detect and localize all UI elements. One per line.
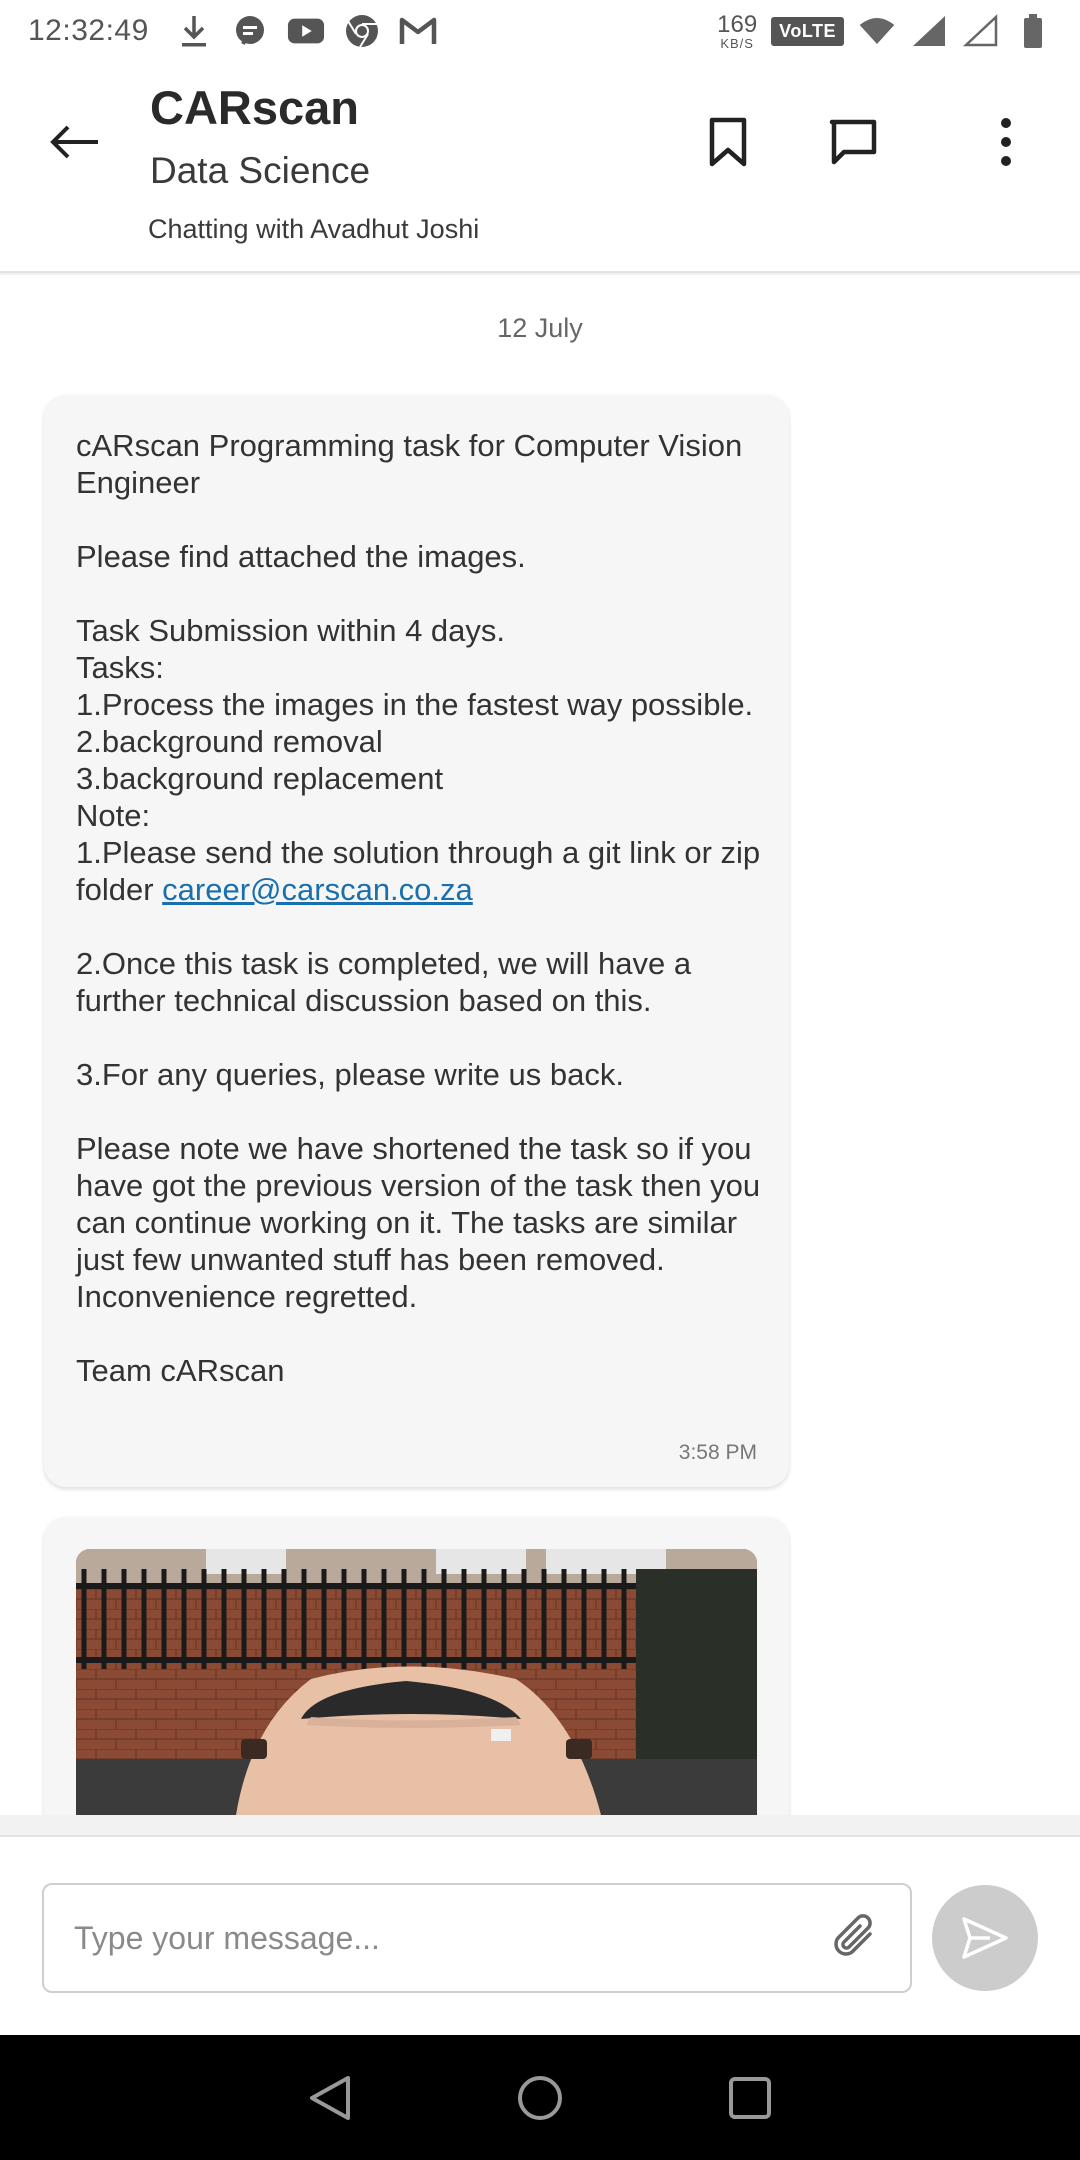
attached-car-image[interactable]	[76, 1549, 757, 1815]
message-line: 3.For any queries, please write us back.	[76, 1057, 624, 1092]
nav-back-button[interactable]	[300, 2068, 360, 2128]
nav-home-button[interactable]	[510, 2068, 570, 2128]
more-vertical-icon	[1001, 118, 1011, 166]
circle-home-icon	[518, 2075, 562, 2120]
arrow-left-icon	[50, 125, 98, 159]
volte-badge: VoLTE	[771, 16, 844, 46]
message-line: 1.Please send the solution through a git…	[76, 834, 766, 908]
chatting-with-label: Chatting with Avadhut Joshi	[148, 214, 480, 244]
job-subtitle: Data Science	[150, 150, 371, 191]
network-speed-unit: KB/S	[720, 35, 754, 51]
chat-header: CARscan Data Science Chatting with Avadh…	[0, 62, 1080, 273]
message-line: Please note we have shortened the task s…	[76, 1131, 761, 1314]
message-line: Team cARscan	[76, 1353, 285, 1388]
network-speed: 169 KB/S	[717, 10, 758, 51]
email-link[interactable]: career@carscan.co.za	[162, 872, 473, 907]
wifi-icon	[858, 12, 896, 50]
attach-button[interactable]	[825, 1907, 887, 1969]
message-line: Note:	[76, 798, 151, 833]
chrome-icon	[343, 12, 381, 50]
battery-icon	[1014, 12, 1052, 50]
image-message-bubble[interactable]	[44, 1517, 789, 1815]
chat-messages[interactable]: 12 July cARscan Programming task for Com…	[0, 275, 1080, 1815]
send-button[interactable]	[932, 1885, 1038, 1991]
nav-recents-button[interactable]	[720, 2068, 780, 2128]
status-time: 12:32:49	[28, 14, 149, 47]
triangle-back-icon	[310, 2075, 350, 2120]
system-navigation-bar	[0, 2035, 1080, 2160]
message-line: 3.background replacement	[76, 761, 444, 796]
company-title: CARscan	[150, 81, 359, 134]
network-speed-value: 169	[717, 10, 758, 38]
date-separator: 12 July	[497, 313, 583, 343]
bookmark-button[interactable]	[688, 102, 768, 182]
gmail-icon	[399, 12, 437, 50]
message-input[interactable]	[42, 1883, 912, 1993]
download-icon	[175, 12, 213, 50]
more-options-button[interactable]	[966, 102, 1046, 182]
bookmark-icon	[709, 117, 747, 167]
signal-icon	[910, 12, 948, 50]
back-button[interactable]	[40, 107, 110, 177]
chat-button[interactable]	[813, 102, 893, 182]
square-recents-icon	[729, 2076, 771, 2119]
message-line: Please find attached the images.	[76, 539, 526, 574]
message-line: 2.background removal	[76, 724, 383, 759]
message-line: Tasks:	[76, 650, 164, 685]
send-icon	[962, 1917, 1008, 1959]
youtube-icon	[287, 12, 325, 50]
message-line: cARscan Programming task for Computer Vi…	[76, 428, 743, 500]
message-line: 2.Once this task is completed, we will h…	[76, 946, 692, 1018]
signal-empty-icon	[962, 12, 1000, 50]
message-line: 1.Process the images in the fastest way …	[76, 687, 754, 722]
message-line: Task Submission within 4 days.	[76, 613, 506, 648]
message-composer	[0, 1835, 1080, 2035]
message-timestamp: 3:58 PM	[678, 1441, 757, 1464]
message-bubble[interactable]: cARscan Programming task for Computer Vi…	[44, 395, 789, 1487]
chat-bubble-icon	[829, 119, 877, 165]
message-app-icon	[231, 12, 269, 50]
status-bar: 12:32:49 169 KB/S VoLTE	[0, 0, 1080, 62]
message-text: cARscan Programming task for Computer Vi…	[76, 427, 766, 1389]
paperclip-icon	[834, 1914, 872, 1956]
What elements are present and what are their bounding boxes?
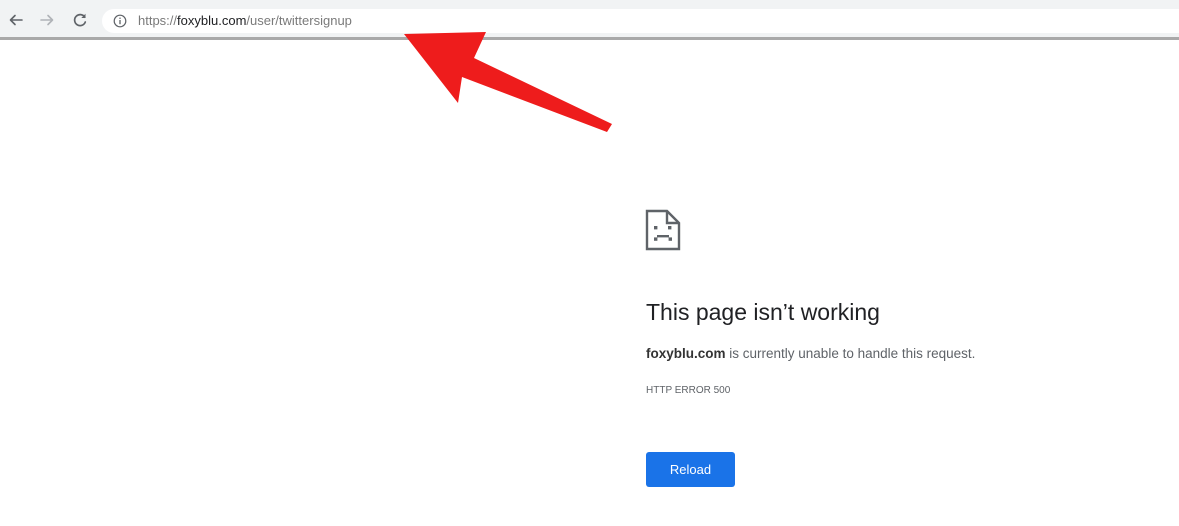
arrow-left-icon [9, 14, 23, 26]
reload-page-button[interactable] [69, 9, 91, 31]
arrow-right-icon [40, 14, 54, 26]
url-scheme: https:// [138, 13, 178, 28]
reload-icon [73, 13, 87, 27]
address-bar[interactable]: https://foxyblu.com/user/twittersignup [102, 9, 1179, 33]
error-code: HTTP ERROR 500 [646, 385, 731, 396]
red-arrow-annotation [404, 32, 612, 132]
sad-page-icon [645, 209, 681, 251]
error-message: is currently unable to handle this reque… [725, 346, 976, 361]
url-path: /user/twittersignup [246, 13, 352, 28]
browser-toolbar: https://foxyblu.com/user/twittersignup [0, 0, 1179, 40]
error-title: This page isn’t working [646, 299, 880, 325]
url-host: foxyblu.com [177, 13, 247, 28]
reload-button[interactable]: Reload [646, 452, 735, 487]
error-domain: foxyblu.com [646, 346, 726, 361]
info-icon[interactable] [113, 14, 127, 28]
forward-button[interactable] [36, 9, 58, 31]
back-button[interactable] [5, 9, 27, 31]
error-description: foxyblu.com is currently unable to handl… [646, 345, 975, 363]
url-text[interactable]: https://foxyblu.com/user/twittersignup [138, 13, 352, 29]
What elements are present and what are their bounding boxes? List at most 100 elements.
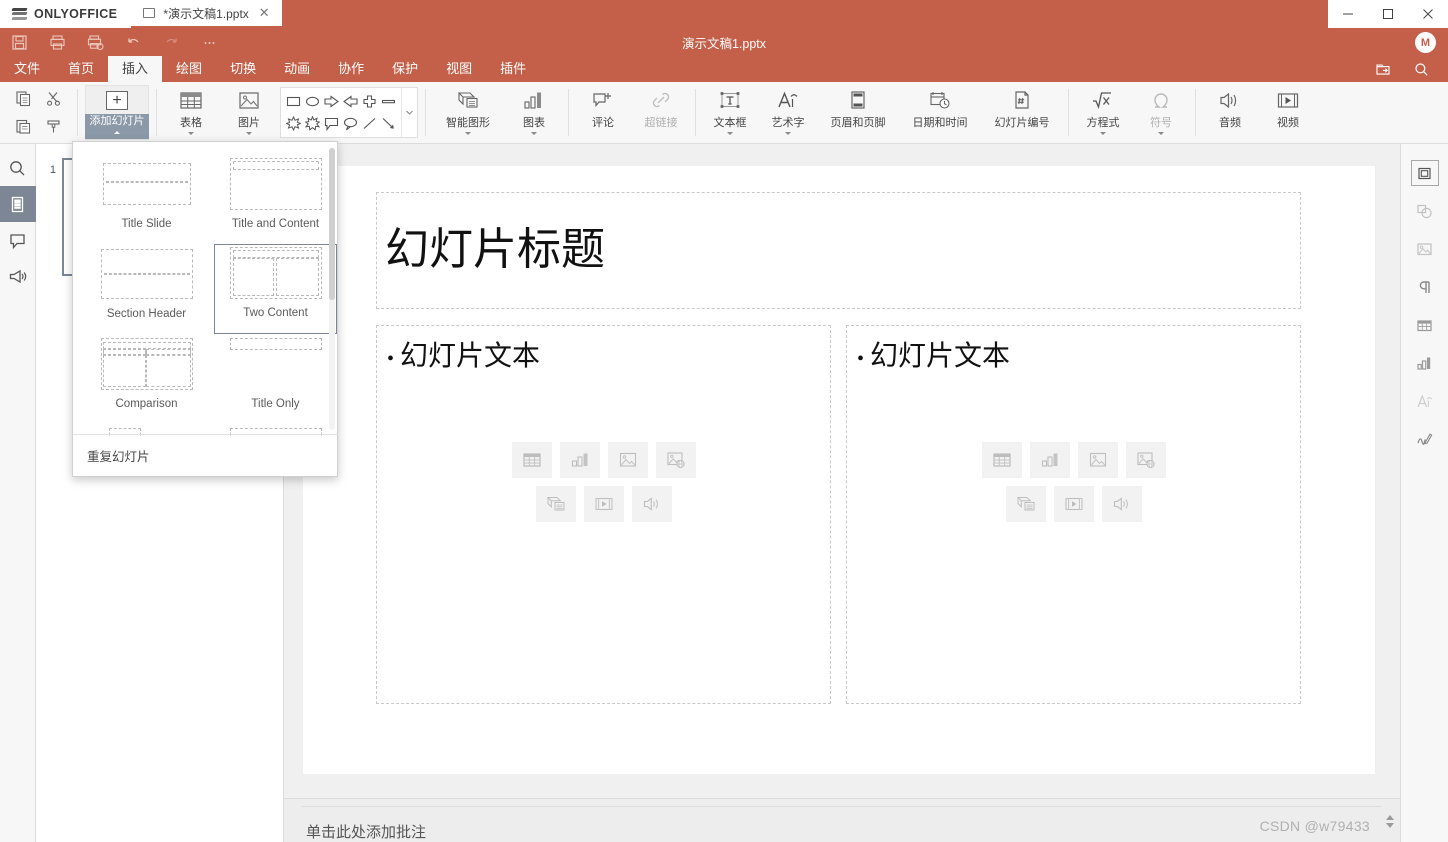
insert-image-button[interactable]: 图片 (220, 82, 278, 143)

####

## [Instruction]
Give the lines from the one containing "arrow-left-icon [9, 14, 23, 26]" through the end of the lines above, both included, as a numbered list. Skip blank lines and leave out the pictures.

## [Output of the exercise]
1. arrow-left-icon [9, 14, 23, 26]
2. reload-page-button[interactable] [69, 9, 91, 31]
3. arrow-right-icon [40, 14, 54, 26]
4. url-scheme: https:// [138, 13, 178, 28]
5. reload-icon [73, 13, 87, 27]
6. address-bar[interactable]: https://foxyblu.com/user/twittersignup [102, 9, 1179, 33]
7. error-code: HTTP ERROR 500 [646, 385, 731, 396]
8. red-arrow-annotation [404, 32, 612, 132]
9. sad-page-icon [645, 209, 681, 251]
10. error-message: is currently unable to handle this reque… [725, 346, 976, 361]
11. url-path: /user/twittersignup [246, 13, 352, 28]
12. browser-toolbar: https://foxyblu.com/user/twittersignup [0, 0, 1179, 40]
13. error-title: This page isn’t working [646, 299, 880, 325]
14. url-host: foxyblu.com [177, 13, 247, 28]
15. reload-button[interactable]: Reload [646, 452, 735, 487]
16. error-domain: foxyblu.com [646, 346, 726, 361]
17. info-icon[interactable] [113, 14, 127, 28]
18. forward-button[interactable] [36, 9, 58, 31]
19. back-button[interactable] [5, 9, 27, 31]
20. error-description: foxyblu.com is currently unable to handl… [646, 345, 975, 363]
21. url-text[interactable]: https://foxyblu.com/user/twittersignup [138, 13, 352, 29]
22. What elements are present and what are their bounding boxes? List at most 100 elements.
23. insert-image-button[interactable]: 图片 (220, 82, 278, 143)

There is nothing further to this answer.